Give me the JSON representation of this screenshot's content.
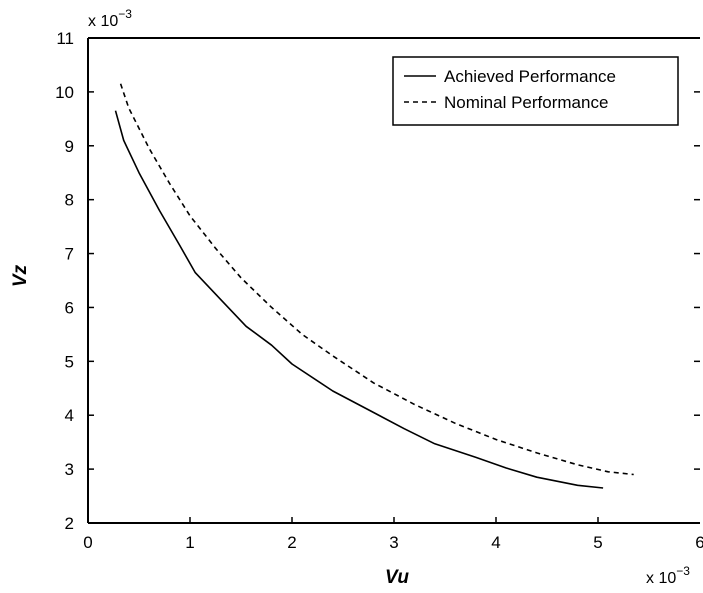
{
  "chart_data": {
    "type": "line",
    "title": "",
    "xlabel": "Vu",
    "ylabel": "Vz",
    "xlim": [
      0,
      6
    ],
    "ylim": [
      2,
      11
    ],
    "x_ticks": [
      "0",
      "1",
      "2",
      "3",
      "4",
      "5",
      "6"
    ],
    "y_ticks": [
      "2",
      "3",
      "4",
      "5",
      "6",
      "7",
      "8",
      "9",
      "10",
      "11"
    ],
    "x_scale_note": "x 10",
    "x_scale_exp": "−3",
    "y_scale_note": "x 10",
    "y_scale_exp": "−3",
    "grid": false,
    "legend_position": "top-right",
    "series": [
      {
        "name": "Achieved Performance",
        "style": "solid",
        "color": "#000000",
        "x": [
          0.27,
          0.35,
          0.5,
          0.7,
          0.9,
          1.05,
          1.3,
          1.55,
          1.8,
          2.0,
          2.4,
          2.8,
          3.1,
          3.4,
          3.8,
          4.1,
          4.4,
          4.8,
          5.05
        ],
        "y": [
          9.65,
          9.1,
          8.5,
          7.8,
          7.15,
          6.65,
          6.15,
          5.65,
          5.3,
          4.95,
          4.45,
          4.05,
          3.75,
          3.47,
          3.22,
          3.02,
          2.85,
          2.7,
          2.65
        ]
      },
      {
        "name": "Nominal Performance",
        "style": "dashed",
        "color": "#000000",
        "x": [
          0.32,
          0.4,
          0.6,
          0.8,
          1.0,
          1.25,
          1.5,
          1.8,
          2.1,
          2.4,
          2.8,
          3.2,
          3.6,
          4.0,
          4.4,
          4.8,
          5.1,
          5.35
        ],
        "y": [
          10.15,
          9.7,
          8.95,
          8.3,
          7.7,
          7.1,
          6.55,
          6.0,
          5.5,
          5.1,
          4.6,
          4.2,
          3.85,
          3.55,
          3.3,
          3.08,
          2.95,
          2.9
        ]
      }
    ]
  }
}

→ What is needed
Without the pictures, restate all the entries above exactly.

→ Completed task
Give me the JSON representation of this screenshot's content.
{
  "chart_data": {
    "type": "line",
    "title": "",
    "xlabel": "Vu",
    "ylabel": "Vz",
    "xlim": [
      0,
      6
    ],
    "ylim": [
      2,
      11
    ],
    "x_ticks": [
      "0",
      "1",
      "2",
      "3",
      "4",
      "5",
      "6"
    ],
    "y_ticks": [
      "2",
      "3",
      "4",
      "5",
      "6",
      "7",
      "8",
      "9",
      "10",
      "11"
    ],
    "x_scale_note": "x 10",
    "x_scale_exp": "−3",
    "y_scale_note": "x 10",
    "y_scale_exp": "−3",
    "grid": false,
    "legend_position": "top-right",
    "series": [
      {
        "name": "Achieved Performance",
        "style": "solid",
        "color": "#000000",
        "x": [
          0.27,
          0.35,
          0.5,
          0.7,
          0.9,
          1.05,
          1.3,
          1.55,
          1.8,
          2.0,
          2.4,
          2.8,
          3.1,
          3.4,
          3.8,
          4.1,
          4.4,
          4.8,
          5.05
        ],
        "y": [
          9.65,
          9.1,
          8.5,
          7.8,
          7.15,
          6.65,
          6.15,
          5.65,
          5.3,
          4.95,
          4.45,
          4.05,
          3.75,
          3.47,
          3.22,
          3.02,
          2.85,
          2.7,
          2.65
        ]
      },
      {
        "name": "Nominal Performance",
        "style": "dashed",
        "color": "#000000",
        "x": [
          0.32,
          0.4,
          0.6,
          0.8,
          1.0,
          1.25,
          1.5,
          1.8,
          2.1,
          2.4,
          2.8,
          3.2,
          3.6,
          4.0,
          4.4,
          4.8,
          5.1,
          5.35
        ],
        "y": [
          10.15,
          9.7,
          8.95,
          8.3,
          7.7,
          7.1,
          6.55,
          6.0,
          5.5,
          5.1,
          4.6,
          4.2,
          3.85,
          3.55,
          3.3,
          3.08,
          2.95,
          2.9
        ]
      }
    ]
  }
}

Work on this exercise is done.